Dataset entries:
::::::::

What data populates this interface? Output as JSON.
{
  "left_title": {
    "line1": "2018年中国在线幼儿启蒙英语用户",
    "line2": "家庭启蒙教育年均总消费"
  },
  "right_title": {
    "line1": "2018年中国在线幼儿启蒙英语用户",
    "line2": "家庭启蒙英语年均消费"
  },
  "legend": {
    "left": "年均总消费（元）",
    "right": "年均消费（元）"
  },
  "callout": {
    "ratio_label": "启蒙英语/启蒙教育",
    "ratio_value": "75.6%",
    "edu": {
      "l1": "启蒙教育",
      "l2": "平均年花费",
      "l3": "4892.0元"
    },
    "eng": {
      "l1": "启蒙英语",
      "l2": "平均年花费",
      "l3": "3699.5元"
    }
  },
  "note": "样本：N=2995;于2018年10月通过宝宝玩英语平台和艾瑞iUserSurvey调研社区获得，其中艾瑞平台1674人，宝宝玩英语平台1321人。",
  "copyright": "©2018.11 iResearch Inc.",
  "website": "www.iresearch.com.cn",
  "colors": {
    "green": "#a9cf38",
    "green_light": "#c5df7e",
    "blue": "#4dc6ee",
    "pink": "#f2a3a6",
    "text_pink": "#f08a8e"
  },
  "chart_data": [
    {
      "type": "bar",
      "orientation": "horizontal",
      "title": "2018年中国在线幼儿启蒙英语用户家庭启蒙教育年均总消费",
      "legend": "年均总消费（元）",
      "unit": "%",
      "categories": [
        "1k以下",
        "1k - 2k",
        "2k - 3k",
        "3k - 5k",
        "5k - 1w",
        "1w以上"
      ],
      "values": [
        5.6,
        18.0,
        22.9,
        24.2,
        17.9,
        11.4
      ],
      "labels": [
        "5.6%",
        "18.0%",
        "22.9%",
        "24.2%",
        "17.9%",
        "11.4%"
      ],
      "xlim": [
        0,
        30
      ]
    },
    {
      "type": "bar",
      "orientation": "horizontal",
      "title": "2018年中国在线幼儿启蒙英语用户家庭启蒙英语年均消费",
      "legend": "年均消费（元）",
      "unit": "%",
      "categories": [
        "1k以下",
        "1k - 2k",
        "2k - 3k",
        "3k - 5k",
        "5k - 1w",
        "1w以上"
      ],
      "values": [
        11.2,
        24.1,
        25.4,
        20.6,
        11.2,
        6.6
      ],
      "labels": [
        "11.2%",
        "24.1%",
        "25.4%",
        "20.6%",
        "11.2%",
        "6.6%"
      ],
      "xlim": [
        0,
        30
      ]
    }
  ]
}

::::::::

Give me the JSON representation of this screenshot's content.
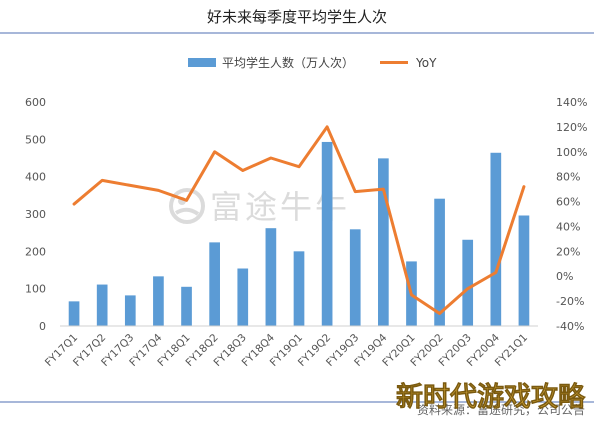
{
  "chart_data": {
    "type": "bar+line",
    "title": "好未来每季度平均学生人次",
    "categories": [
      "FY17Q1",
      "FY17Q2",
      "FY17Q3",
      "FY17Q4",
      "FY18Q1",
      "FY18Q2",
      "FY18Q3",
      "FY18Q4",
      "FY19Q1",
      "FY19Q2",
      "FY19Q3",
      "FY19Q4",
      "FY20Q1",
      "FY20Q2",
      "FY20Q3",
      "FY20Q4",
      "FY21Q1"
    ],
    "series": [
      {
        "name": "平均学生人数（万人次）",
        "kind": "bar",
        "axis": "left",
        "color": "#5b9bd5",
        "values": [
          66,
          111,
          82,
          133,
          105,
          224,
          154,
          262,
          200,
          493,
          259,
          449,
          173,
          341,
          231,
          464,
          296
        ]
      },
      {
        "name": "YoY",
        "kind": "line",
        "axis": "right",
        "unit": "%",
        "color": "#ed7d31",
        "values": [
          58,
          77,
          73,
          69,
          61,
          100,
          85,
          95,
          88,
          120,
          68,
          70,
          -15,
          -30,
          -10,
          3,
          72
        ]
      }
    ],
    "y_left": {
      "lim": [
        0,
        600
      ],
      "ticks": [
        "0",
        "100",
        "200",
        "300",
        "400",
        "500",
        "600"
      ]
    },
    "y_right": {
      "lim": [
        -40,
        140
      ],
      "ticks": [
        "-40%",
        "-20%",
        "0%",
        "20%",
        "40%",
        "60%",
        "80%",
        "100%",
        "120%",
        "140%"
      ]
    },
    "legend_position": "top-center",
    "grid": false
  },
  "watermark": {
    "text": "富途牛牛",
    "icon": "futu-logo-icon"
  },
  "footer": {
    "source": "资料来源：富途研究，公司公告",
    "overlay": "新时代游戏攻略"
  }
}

::::::::

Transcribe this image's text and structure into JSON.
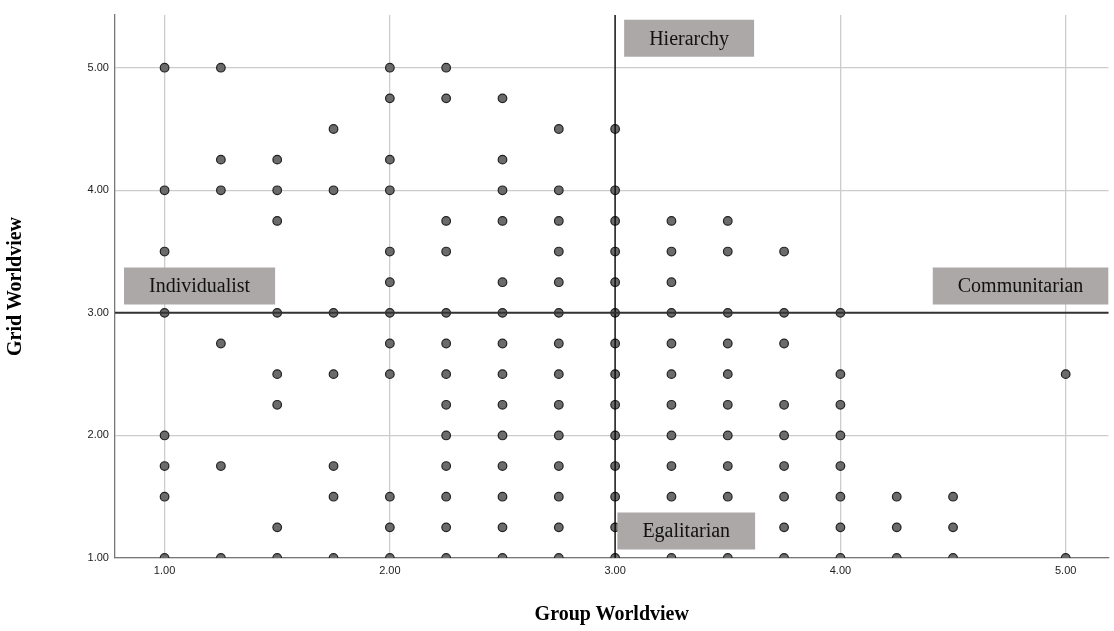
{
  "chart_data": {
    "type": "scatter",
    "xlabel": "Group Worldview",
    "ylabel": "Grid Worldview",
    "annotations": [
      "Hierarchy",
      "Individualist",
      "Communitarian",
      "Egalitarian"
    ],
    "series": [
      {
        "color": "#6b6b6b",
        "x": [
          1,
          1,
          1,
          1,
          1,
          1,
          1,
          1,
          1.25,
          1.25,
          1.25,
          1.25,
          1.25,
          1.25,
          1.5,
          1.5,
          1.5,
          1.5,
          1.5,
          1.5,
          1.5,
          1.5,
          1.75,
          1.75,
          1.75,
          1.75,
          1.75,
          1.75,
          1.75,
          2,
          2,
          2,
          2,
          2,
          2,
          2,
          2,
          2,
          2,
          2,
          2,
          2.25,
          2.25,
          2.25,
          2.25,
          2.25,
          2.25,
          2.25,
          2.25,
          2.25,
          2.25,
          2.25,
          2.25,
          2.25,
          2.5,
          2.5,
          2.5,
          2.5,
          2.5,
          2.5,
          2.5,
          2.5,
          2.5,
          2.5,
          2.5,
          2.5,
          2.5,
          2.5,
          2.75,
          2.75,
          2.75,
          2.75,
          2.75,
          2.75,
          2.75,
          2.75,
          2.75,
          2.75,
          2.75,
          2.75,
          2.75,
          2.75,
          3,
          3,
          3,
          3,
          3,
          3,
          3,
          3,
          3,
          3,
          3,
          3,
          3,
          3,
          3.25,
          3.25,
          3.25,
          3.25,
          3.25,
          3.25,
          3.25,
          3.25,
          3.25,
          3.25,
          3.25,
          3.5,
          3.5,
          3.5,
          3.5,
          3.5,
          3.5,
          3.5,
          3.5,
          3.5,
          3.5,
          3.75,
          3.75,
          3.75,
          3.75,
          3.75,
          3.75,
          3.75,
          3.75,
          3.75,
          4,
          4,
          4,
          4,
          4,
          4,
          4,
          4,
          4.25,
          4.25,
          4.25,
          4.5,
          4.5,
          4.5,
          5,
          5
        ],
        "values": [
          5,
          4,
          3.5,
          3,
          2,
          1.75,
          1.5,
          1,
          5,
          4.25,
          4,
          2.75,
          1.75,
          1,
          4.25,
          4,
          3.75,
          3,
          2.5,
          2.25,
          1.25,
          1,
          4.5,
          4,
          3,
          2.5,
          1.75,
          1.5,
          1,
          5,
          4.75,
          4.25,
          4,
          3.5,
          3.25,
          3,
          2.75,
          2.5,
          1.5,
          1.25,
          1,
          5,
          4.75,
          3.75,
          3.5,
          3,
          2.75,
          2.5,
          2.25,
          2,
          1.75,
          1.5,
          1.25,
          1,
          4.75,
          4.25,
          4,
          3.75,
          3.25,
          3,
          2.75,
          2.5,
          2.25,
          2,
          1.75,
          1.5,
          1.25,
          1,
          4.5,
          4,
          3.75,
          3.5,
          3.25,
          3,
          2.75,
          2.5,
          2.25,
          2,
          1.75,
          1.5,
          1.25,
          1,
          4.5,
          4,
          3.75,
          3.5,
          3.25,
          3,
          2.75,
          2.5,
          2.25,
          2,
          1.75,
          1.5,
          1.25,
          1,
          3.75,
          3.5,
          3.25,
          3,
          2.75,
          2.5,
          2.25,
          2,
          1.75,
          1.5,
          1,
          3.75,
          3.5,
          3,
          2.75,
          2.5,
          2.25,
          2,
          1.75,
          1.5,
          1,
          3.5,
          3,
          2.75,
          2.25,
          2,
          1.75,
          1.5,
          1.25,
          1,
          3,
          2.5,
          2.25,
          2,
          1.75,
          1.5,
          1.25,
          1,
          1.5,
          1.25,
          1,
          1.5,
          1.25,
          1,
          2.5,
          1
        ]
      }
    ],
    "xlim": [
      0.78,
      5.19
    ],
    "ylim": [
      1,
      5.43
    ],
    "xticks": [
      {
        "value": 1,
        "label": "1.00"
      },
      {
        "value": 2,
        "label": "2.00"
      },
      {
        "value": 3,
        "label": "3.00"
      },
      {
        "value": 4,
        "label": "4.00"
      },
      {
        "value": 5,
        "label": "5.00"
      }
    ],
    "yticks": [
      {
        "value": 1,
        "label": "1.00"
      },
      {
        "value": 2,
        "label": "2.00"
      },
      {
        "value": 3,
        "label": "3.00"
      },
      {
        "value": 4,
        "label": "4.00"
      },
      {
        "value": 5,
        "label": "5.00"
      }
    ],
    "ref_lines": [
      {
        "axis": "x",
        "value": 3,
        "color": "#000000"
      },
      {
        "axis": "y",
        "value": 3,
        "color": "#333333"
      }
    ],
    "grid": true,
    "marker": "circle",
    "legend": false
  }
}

::::::::

→ TASK STATEMENT
In the records, locate each line holding the string "Worldview" and copy it.

→ OUTPUT BELOW
    "xlabel": "Group Worldview",
    "ylabel": "Grid Worldview",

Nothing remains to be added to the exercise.